- [Exercise brief]
Copy all the entries below exactly, but not the pictures.
-=-=-
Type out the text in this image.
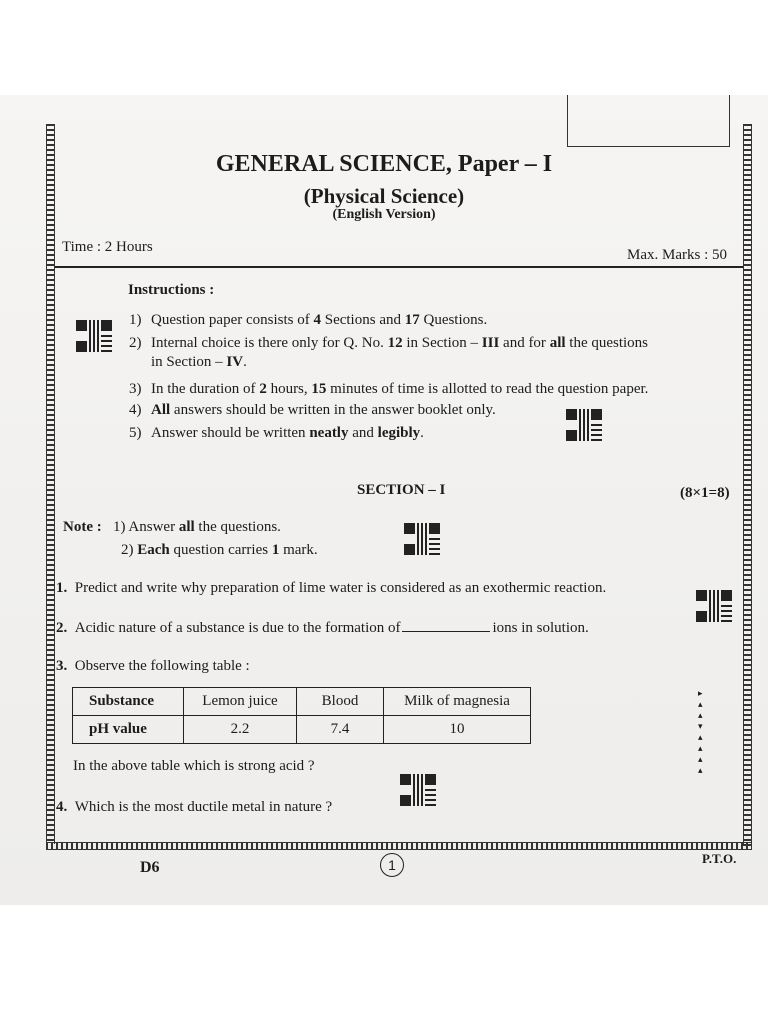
GENERAL SCIENCE, Paper – I
(Physical Science)
(English Version)
Time : 2 Hours	Max. Marks : 50
Instructions :
1) Question paper consists of 4 Sections and 17 Questions.
2) Internal choice is there only for Q. No. 12 in Section – III and for all the questions
in Section – IV.
3) In the duration of 2 hours, 15 minutes of time is allotted to read the question paper.
4) All answers should be written in the answer booklet only.
5) Answer should be written neatly and legibly.
SECTION – I	(8×1=8)
Note : 1) Answer all the questions.
2) Each question carries 1 mark.
1. Predict and write why preparation of lime water is considered as an exothermic reaction.
2. Acidic nature of a substance is due to the formation of	ions in solution.
3. Observe the following table :
Substance	Lemon juice	Blood	Milk of magnesia
pH value	2.2	7.4	10
▸
▴
▴
▾
▴
▴
▴
▴
In the above table which is strong acid ?
4. Which is the most ductile metal in nature ?
D6	1	P.T.O.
-=-=-
- [Correct result]
Type out the text in this image.
GENERAL SCIENCE, Paper – I
(Physical Science)
(English Version)
Time : 2 Hours	Max. Marks : 50
Instructions :
1) Question paper consists of 4 Sections and 17 Questions.
2) Internal choice is there only for Q. No. 12 in Section – III and for all the questions
in Section – IV.
3) In the duration of 2 hours, 15 minutes of time is allotted to read the question paper.
4) All answers should be written in the answer booklet only.
5) Answer should be written neatly and legibly.
SECTION – I	(8×1=8)
Note : 1) Answer all the questions.
2) Each question carries 1 mark.
1. Predict and write why preparation of lime water is considered as an exothermic reaction.
2. Acidic nature of a substance is due to the formation of	ions in solution.
3. Observe the following table :
Substance	Lemon juice	Blood	Milk of magnesia
pH value	2.2	7.4	10
▸
▴
▴
▾
▴
▴
▴
▴
In the above table which is strong acid ?
4. Which is the most ductile metal in nature ?
D6	1	P.T.O.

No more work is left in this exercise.